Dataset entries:
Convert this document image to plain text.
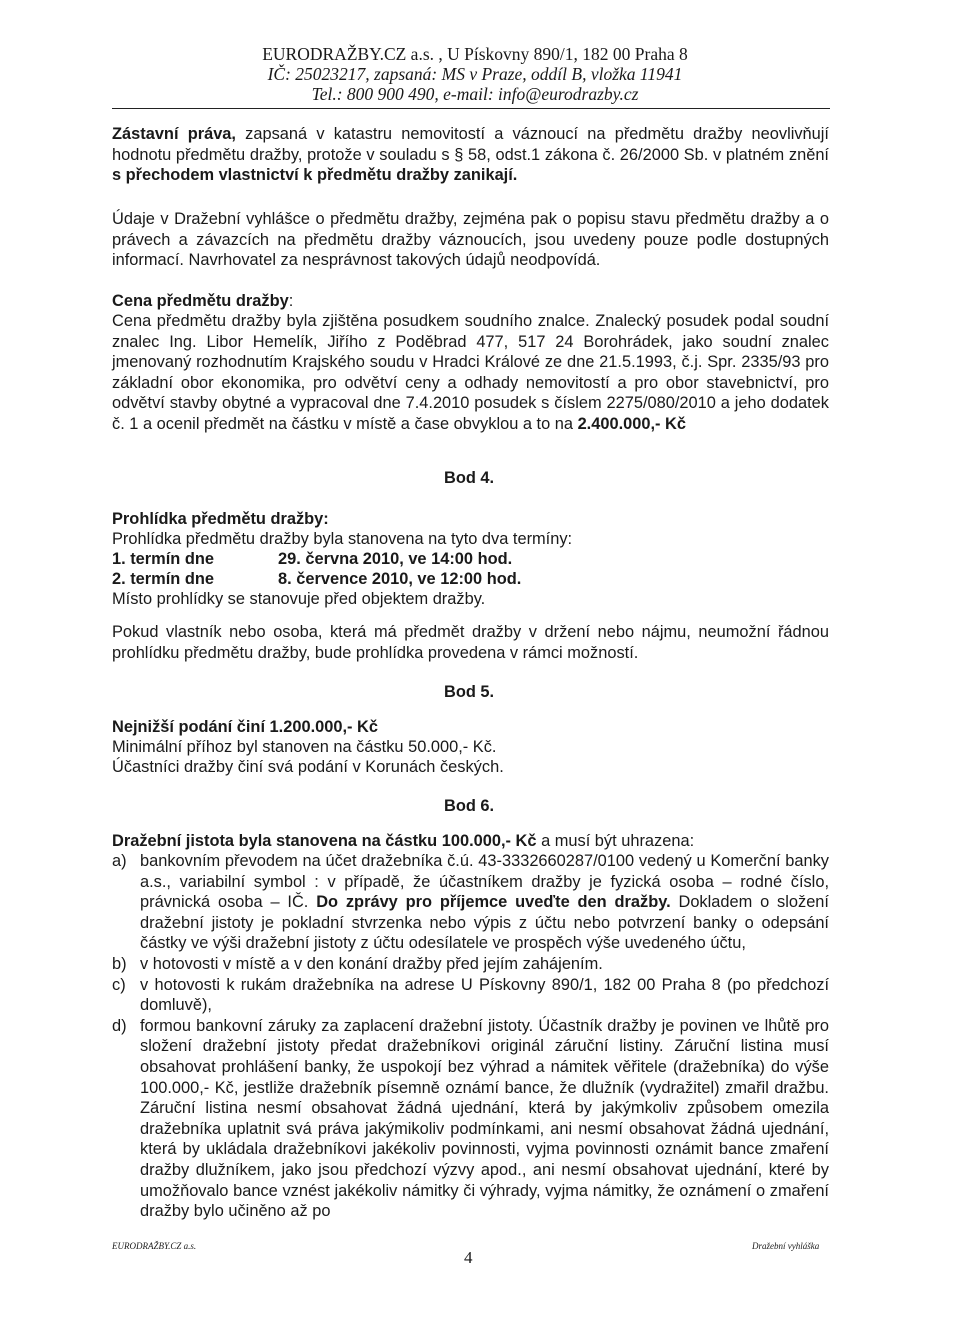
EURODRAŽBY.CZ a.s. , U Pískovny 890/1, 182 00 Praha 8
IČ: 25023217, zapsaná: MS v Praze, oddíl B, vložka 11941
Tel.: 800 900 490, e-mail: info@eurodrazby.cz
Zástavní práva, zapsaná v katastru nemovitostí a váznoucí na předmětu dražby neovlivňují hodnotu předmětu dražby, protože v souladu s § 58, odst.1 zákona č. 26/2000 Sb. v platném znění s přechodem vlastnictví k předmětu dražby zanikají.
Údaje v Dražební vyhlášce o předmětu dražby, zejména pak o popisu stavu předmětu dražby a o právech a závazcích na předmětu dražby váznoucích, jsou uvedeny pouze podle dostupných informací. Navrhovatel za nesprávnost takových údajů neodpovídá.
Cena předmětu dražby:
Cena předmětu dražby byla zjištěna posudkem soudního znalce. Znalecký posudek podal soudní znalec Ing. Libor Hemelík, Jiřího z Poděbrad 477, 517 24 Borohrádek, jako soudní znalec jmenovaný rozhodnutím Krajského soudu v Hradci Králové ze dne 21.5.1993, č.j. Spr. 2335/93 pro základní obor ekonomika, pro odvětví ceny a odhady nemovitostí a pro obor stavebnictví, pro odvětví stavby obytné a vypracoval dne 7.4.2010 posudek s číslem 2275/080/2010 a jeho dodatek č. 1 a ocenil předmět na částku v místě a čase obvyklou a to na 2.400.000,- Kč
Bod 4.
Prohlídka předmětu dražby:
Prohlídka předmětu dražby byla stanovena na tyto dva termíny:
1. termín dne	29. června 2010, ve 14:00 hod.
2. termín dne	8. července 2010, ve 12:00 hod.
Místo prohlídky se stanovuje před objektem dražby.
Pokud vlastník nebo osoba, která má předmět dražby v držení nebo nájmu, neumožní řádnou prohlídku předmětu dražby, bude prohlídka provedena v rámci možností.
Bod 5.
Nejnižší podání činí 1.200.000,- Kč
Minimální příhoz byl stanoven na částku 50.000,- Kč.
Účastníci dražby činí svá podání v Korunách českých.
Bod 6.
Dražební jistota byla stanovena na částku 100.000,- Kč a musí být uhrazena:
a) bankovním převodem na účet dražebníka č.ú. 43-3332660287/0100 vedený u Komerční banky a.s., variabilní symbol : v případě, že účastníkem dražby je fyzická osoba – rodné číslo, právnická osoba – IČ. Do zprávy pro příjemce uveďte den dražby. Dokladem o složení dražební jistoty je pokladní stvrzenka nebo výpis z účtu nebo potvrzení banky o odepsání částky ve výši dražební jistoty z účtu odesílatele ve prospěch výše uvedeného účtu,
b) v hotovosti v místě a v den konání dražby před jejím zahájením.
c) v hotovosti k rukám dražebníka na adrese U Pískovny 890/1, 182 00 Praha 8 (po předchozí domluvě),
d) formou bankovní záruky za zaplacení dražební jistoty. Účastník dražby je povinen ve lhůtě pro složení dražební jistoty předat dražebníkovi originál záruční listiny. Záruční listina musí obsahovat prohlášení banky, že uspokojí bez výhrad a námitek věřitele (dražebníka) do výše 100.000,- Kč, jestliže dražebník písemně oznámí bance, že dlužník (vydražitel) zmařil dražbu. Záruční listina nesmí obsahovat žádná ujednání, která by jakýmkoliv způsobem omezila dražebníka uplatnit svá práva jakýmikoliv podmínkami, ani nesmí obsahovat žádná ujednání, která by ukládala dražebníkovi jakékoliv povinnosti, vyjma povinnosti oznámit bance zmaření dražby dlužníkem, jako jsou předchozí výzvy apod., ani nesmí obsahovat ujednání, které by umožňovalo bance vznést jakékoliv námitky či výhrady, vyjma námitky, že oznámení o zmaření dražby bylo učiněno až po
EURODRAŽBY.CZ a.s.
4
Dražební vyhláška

**Instructions to follow**
Find the lines of the material that hold the word "musí" and report their count alone.

**Answer below**
2